Dataset records:
___

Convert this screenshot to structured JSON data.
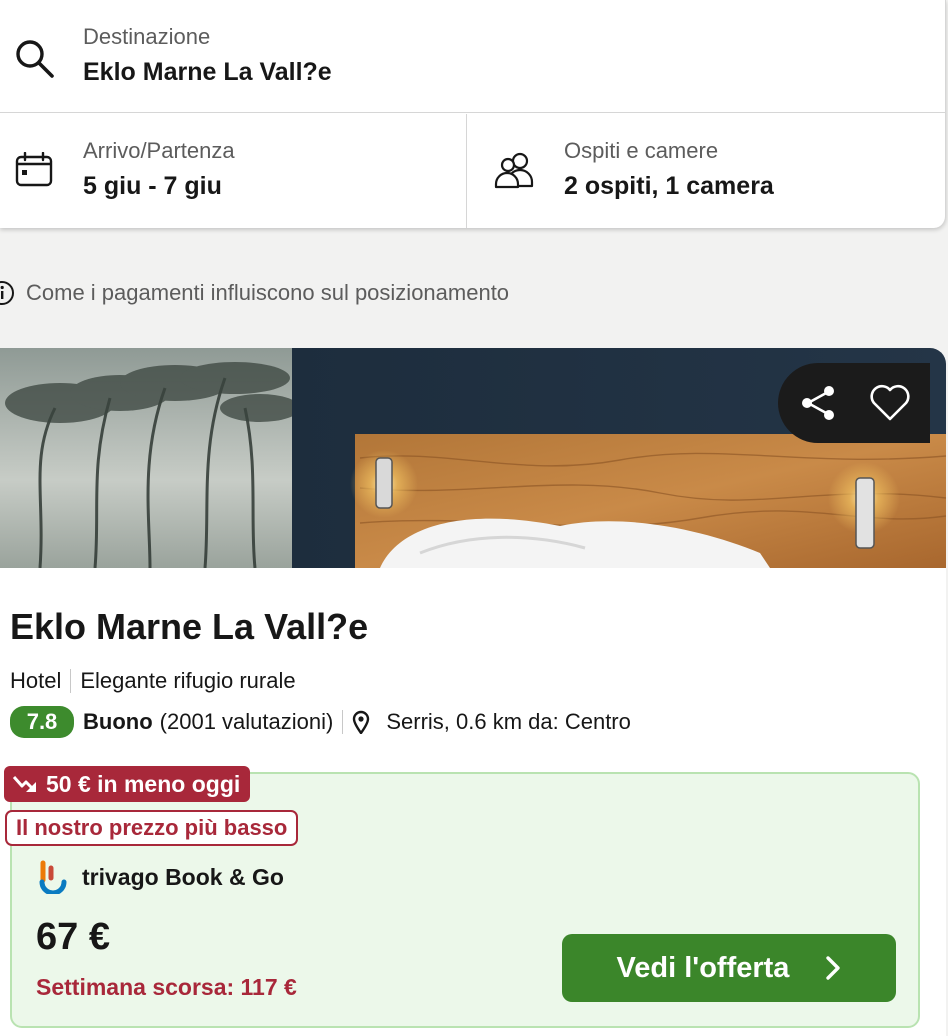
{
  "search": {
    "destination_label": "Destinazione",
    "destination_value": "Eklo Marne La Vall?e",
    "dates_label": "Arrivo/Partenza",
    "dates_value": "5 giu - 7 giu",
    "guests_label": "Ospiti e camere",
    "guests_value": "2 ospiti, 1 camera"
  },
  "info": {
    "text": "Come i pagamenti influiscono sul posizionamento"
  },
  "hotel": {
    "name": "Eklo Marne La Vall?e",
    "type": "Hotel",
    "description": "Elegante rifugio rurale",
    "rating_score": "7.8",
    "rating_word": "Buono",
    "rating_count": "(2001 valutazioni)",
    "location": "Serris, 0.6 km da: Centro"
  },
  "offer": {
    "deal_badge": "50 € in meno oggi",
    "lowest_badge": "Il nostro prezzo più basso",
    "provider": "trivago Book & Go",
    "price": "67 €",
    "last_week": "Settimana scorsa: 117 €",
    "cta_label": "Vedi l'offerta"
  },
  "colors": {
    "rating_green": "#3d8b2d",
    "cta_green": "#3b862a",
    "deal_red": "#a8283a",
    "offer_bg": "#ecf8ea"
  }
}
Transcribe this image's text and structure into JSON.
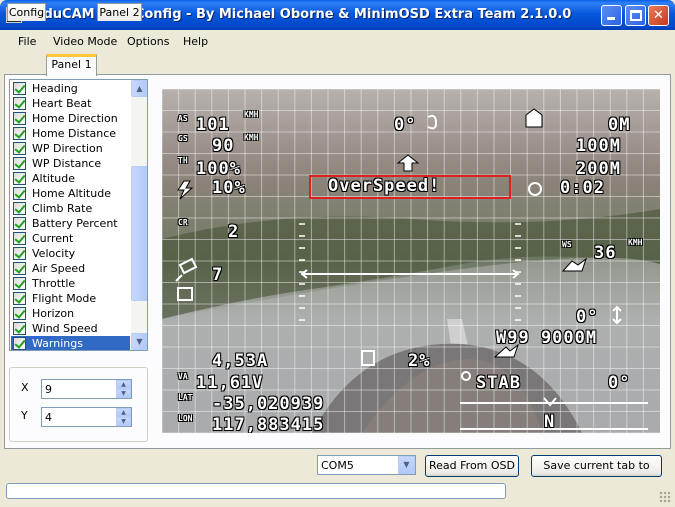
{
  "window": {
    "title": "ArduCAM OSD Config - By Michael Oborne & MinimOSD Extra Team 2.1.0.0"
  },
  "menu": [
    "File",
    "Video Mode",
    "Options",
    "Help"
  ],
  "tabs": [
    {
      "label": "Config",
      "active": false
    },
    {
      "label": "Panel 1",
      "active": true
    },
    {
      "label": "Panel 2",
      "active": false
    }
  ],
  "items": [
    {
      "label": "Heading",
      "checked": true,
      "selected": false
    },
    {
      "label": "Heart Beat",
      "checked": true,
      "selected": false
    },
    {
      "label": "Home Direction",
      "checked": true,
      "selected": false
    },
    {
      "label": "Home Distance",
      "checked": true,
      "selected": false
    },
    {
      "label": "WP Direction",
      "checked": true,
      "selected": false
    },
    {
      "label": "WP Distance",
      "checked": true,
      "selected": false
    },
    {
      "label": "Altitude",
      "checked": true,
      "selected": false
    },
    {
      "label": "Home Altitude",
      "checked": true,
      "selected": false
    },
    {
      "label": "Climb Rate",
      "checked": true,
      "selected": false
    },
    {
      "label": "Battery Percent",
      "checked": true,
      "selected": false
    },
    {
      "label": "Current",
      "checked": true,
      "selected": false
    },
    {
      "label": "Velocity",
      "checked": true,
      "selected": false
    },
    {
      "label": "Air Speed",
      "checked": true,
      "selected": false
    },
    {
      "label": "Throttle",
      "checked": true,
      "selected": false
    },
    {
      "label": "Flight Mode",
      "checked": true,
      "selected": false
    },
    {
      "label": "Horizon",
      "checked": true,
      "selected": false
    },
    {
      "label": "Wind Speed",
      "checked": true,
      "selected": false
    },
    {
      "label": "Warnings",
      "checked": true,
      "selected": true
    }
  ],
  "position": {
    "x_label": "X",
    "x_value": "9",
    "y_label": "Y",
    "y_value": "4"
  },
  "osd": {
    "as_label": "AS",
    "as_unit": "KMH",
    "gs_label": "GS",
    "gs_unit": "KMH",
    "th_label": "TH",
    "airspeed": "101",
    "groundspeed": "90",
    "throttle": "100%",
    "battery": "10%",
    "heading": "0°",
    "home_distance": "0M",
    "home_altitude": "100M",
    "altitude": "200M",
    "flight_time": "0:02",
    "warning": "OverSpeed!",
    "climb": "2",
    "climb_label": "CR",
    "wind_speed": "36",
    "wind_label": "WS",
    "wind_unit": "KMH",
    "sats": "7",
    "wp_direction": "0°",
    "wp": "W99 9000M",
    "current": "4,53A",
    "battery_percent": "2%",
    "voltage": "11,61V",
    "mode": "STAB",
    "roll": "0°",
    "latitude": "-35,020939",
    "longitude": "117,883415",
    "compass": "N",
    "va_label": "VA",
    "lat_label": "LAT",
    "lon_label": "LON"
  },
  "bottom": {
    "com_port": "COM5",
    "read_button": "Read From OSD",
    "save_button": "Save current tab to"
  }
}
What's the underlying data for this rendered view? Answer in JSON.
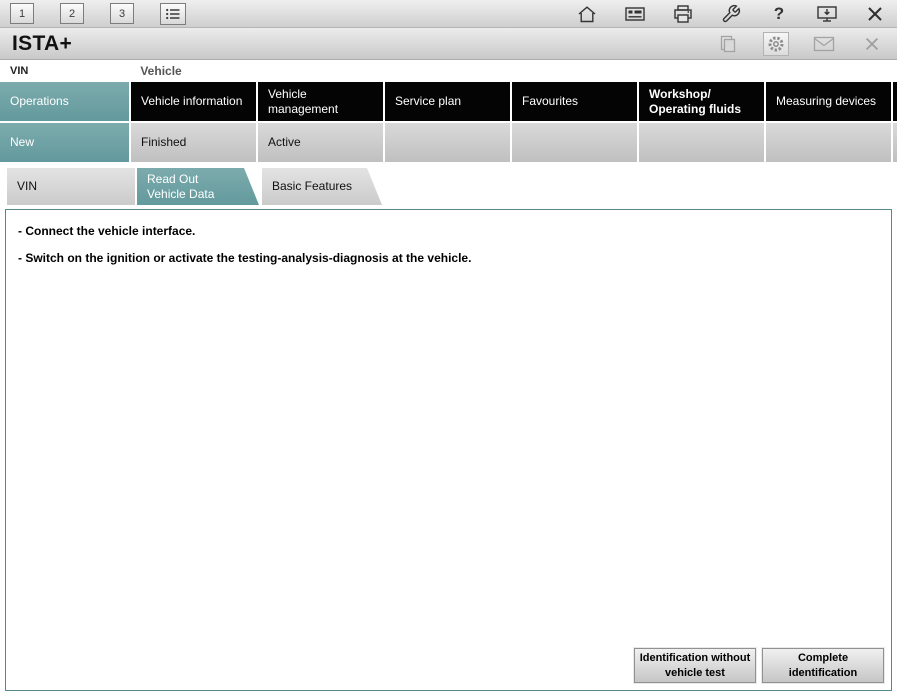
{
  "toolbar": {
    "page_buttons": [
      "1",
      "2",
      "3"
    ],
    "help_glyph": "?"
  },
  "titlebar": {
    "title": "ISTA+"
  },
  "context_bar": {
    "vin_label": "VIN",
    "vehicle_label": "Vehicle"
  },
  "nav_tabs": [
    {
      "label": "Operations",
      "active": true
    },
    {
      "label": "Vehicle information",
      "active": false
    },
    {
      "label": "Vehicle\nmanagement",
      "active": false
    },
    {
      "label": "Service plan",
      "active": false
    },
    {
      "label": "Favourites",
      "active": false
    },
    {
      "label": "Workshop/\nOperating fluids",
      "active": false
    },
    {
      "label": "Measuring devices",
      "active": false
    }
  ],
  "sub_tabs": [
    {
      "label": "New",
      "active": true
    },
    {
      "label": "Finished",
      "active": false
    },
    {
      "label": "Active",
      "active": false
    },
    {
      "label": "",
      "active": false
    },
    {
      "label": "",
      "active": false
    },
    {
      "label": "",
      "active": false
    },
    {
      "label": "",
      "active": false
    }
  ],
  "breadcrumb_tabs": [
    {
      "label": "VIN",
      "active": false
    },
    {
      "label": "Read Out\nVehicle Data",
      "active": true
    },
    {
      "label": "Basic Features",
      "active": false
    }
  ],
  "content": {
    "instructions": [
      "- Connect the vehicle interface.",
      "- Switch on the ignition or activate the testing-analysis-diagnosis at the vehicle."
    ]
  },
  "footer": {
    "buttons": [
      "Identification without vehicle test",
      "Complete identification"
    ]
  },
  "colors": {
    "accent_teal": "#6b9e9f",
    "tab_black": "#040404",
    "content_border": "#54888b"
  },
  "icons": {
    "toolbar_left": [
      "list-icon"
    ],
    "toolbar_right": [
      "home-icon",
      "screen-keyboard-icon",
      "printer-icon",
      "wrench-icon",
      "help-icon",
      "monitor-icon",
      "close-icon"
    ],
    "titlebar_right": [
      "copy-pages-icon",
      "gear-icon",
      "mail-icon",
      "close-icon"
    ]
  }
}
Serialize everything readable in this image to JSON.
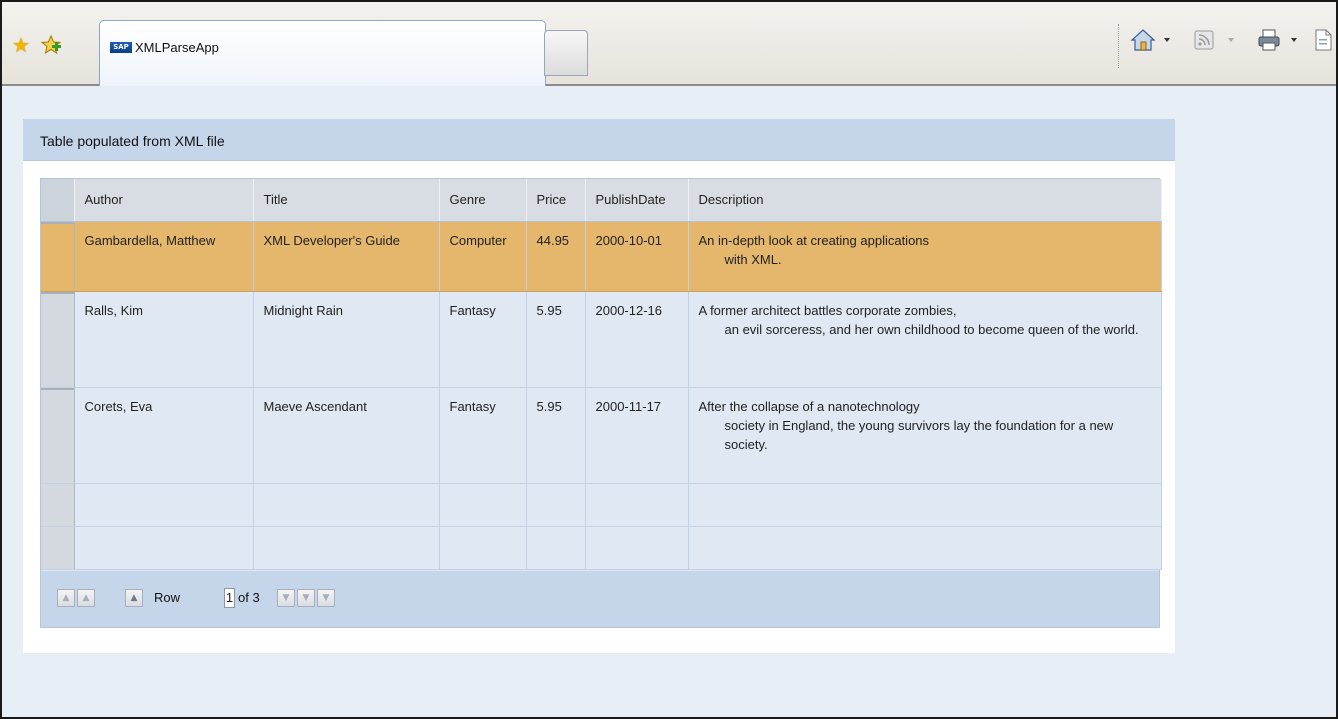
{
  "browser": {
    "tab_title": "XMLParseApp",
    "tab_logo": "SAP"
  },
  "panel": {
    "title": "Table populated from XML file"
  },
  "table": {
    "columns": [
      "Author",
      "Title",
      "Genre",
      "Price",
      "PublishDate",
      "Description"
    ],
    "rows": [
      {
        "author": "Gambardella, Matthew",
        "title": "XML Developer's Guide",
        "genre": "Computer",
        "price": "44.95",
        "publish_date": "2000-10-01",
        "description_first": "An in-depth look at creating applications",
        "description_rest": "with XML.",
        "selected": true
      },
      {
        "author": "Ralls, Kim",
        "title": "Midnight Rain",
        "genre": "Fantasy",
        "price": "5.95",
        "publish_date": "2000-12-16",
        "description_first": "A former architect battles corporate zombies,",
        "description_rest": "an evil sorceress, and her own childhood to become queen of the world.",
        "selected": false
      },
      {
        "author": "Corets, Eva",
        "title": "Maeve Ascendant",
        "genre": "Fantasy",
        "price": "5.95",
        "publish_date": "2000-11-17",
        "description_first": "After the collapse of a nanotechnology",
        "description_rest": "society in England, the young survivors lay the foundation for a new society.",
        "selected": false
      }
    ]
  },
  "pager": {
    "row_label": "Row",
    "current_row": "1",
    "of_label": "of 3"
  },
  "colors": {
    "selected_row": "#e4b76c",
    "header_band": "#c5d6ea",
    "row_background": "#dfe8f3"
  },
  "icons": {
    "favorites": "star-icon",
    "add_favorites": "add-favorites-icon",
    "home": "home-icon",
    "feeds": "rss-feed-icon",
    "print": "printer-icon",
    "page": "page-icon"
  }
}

___

*Exercise objective*.
Where a line in the material contains "favorites", copy that line.

*Problem solution*.
    "favorites": "star-icon",
    "add_favorites": "add-favorites-icon",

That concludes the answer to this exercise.